## Material provided

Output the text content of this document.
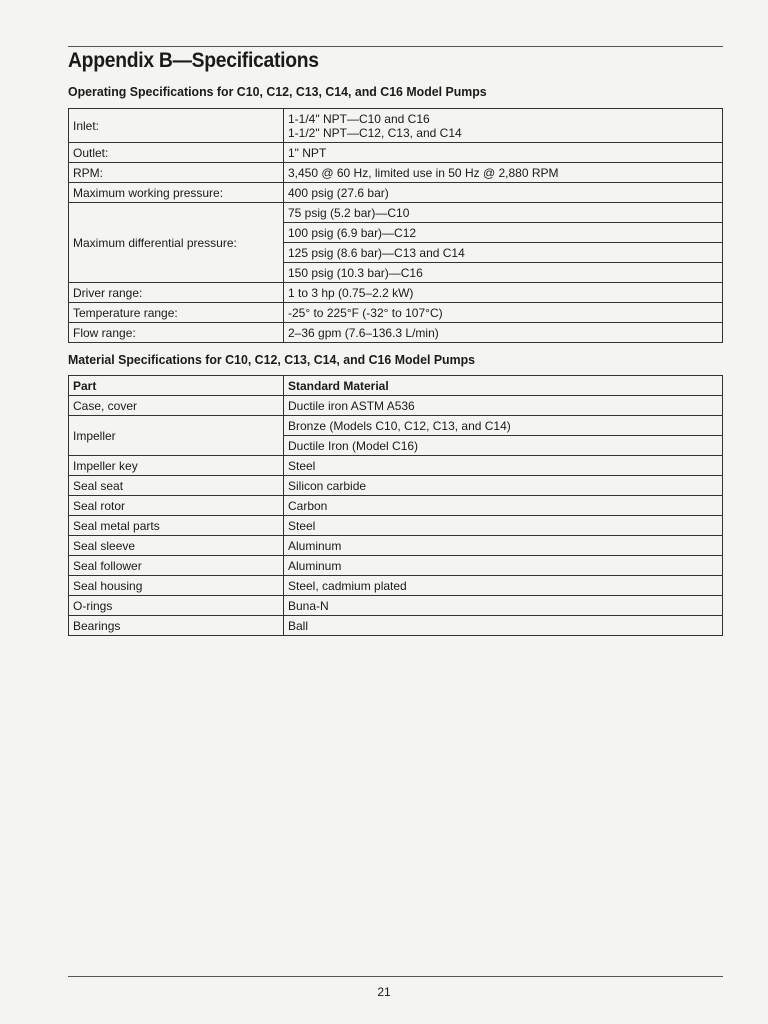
Appendix B—Specifications
Operating Specifications for C10, C12, C13, C14, and C16 Model Pumps
Inlet:	1-1/4" NPT—C10 and C16
1-1/2" NPT—C12, C13, and C14

Outlet:	1" NPT
RPM:	3,450 @ 60 Hz, limited use in 50 Hz @ 2,880 RPM
Maximum working pressure:	400 psig (27.6 bar)
Maximum differential pressure:	75 psig (5.2 bar)—C10
	100 psig (6.9 bar)—C12
	125 psig (8.6 bar)—C13 and C14
	150 psig (10.3 bar)—C16
Driver range:	1 to 3 hp (0.75–2.2 kW)
Temperature range:	-25° to 225°F (-32° to 107°C)
Flow range:	2–36 gpm (7.6–136.3 L/min)
Material Specifications for C10, C12, C13, C14, and C16 Model Pumps
Part	Standard Material
Case, cover	Ductile iron ASTM A536
Impeller	Bronze (Models C10, C12, C13, and C14)
	Ductile Iron (Model C16)
Impeller key	Steel
Seal seat	Silicon carbide
Seal rotor	Carbon
Seal metal parts	Steel
Seal sleeve	Aluminum
Seal follower	Aluminum
Seal housing	Steel, cadmium plated
O-rings	Buna-N
Bearings	Ball
21
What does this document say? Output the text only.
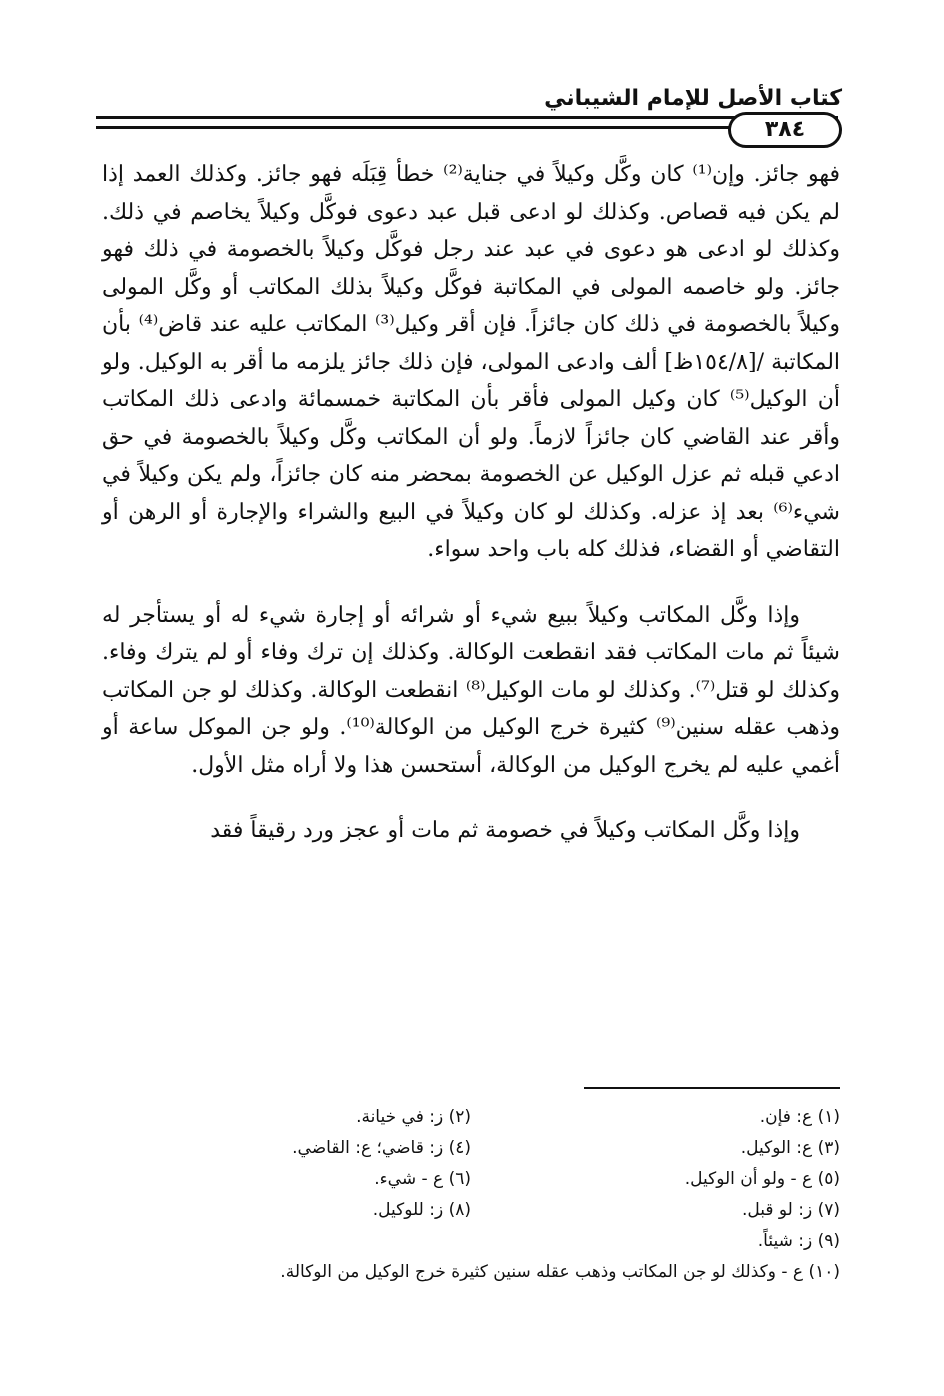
كتاب الأصل للإمام الشيباني
٣٨٤

فهو جائز. وإن⁽¹⁾ كان وكَّل وكيلاً في جناية⁽²⁾ خطأ قِبَلَه فهو جائز. وكذلك العمد إذا لم يكن فيه قصاص. وكذلك لو ادعى قبل عبد دعوى فوكَّل وكيلاً يخاصم في ذلك. وكذلك لو ادعى هو دعوى في عبد عند رجل فوكَّل وكيلاً بالخصومة في ذلك فهو جائز. ولو خاصمه المولى في المكاتبة فوكَّل وكيلاً بذلك المكاتب أو وكَّل المولى وكيلاً بالخصومة في ذلك كان جائزاً. فإن أقر وكيل⁽³⁾ المكاتب عليه عند قاض⁽⁴⁾ بأن المكاتبة /[١٥٤/٨ظ] ألف وادعى المولى، فإن ذلك جائز يلزمه ما أقر به الوكيل. ولو أن الوكيل⁽⁵⁾ كان وكيل المولى فأقر بأن المكاتبة خمسمائة وادعى ذلك المكاتب وأقر عند القاضي كان جائزاً لازماً. ولو أن المكاتب وكَّل وكيلاً بالخصومة في حق ادعي قبله ثم عزل الوكيل عن الخصومة بمحضر منه كان جائزاً، ولم يكن وكيلاً في شيء⁽⁶⁾ بعد إذ عزله. وكذلك لو كان وكيلاً في البيع والشراء والإجارة أو الرهن أو التقاضي أو القضاء، فذلك كله باب واحد سواء.

وإذا وكَّل المكاتب وكيلاً ببيع شيء أو شرائه أو إجارة شيء له أو يستأجر له شيئاً ثم مات المكاتب فقد انقطعت الوكالة. وكذلك إن ترك وفاء أو لم يترك وفاء. وكذلك لو قتل⁽⁷⁾. وكذلك لو مات الوكيل⁽⁸⁾ انقطعت الوكالة. وكذلك لو جن المكاتب وذهب عقله سنين⁽⁹⁾ كثيرة خرج الوكيل من الوكالة⁽¹⁰⁾. ولو جن الموكل ساعة أو أغمي عليه لم يخرج الوكيل من الوكالة، أستحسن هذا ولا أراه مثل الأول.

وإذا وكَّل المكاتب وكيلاً في خصومة ثم مات أو عجز ورد رقيقاً فقد

(١) ع: فإن.
(٢) ز: في خيانة.
(٣) ع: الوكيل.
(٤) ز: قاضي؛ ع: القاضي.
(٥) ع - ولو أن الوكيل.
(٦) ع - شيء.
(٧) ز: لو قبل.
(٨) ز: للوكيل.
(٩) ز: شيئاً.
(١٠) ع - وكذلك لو جن المكاتب وذهب عقله سنين كثيرة خرج الوكيل من الوكالة.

## Description of the task
Pick out the lines above that hold the string "this" and show them.

## Exercise response
Output the text content of this document.
What does this document say? Output the text only.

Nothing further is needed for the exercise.